Task goal:
Extract the lines that carry the string "news" from the listing.

Dataset rows:
== == ==

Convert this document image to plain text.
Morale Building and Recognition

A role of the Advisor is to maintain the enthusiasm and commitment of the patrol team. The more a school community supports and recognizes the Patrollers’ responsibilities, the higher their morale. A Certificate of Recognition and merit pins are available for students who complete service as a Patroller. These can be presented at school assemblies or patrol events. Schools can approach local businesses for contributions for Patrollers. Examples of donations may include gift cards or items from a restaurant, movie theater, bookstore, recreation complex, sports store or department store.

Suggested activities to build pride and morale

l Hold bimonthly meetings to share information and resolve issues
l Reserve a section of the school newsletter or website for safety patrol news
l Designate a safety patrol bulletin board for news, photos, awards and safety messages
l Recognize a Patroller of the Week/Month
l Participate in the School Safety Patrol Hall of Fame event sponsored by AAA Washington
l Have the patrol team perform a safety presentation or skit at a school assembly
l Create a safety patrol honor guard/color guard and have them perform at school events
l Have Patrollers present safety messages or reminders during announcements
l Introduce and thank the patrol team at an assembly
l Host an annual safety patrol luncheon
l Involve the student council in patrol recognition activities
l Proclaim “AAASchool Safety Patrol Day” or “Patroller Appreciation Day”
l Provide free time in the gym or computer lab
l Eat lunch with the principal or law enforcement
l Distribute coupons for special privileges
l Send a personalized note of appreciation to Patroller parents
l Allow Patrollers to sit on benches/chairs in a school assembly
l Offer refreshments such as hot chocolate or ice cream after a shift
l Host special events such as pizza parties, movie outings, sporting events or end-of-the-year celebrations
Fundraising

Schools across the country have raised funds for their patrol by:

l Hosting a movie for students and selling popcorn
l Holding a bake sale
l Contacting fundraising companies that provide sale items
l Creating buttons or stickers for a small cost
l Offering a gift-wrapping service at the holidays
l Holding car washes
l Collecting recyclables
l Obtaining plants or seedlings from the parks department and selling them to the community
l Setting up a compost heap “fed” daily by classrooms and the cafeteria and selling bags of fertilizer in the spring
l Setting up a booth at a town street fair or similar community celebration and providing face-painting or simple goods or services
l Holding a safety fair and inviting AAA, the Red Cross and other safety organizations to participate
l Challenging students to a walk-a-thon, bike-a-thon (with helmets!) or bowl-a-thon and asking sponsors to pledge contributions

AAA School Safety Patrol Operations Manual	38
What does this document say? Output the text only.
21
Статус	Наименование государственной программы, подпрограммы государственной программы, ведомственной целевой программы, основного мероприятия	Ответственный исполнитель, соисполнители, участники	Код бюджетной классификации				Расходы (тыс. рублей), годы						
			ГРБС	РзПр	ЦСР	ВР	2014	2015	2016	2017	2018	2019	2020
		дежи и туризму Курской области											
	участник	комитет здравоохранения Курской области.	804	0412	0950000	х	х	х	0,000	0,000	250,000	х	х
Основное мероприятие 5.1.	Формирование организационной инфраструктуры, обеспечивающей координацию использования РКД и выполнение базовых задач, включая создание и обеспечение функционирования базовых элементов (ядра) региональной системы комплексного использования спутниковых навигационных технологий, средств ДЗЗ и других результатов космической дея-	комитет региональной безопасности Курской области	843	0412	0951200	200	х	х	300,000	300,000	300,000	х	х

== == ==

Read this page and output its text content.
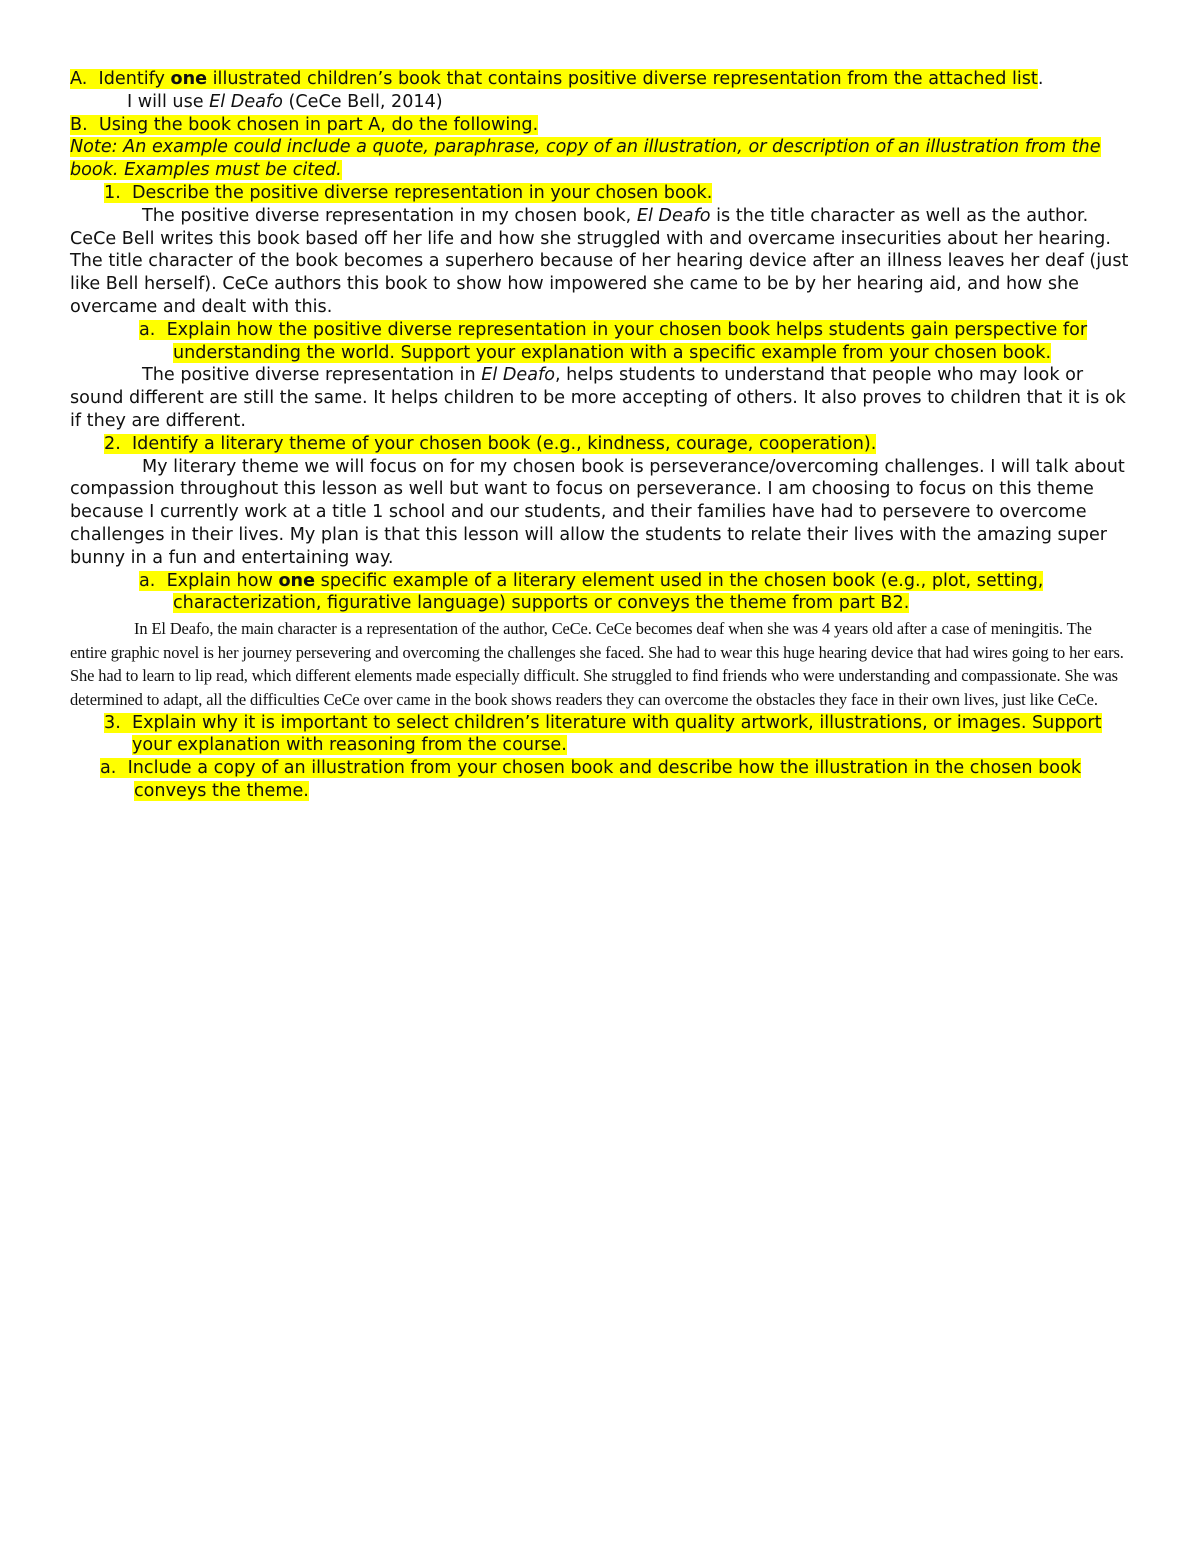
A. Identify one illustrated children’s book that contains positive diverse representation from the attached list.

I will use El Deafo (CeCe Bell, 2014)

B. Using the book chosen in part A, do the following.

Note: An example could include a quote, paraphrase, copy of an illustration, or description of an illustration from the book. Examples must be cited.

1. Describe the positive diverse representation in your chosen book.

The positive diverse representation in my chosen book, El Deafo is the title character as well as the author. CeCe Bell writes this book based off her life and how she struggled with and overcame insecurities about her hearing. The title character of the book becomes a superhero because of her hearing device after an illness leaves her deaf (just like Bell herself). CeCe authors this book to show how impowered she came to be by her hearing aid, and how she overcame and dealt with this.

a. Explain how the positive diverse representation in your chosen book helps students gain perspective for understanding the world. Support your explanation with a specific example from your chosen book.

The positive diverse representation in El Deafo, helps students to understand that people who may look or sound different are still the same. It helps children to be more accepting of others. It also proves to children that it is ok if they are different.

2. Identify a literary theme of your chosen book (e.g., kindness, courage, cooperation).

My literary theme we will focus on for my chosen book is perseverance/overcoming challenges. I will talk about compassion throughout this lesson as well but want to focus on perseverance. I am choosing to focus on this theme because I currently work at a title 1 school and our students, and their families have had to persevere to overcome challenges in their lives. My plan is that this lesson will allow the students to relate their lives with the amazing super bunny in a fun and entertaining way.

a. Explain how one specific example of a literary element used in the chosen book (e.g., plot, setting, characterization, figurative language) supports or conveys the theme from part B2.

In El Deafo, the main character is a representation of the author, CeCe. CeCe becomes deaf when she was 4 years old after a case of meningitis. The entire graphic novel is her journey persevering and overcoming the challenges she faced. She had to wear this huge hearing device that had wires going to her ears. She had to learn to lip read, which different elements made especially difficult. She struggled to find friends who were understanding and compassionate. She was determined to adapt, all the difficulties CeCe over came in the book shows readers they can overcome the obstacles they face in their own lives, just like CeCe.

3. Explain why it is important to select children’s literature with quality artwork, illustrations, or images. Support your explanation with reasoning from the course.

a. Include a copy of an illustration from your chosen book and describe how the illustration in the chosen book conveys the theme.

== == ==

The result:
l Reserve a section of the school newsletter or website for safety patrol news
l Designate a safety patrol bulletin board for news, photos, awards and safety messages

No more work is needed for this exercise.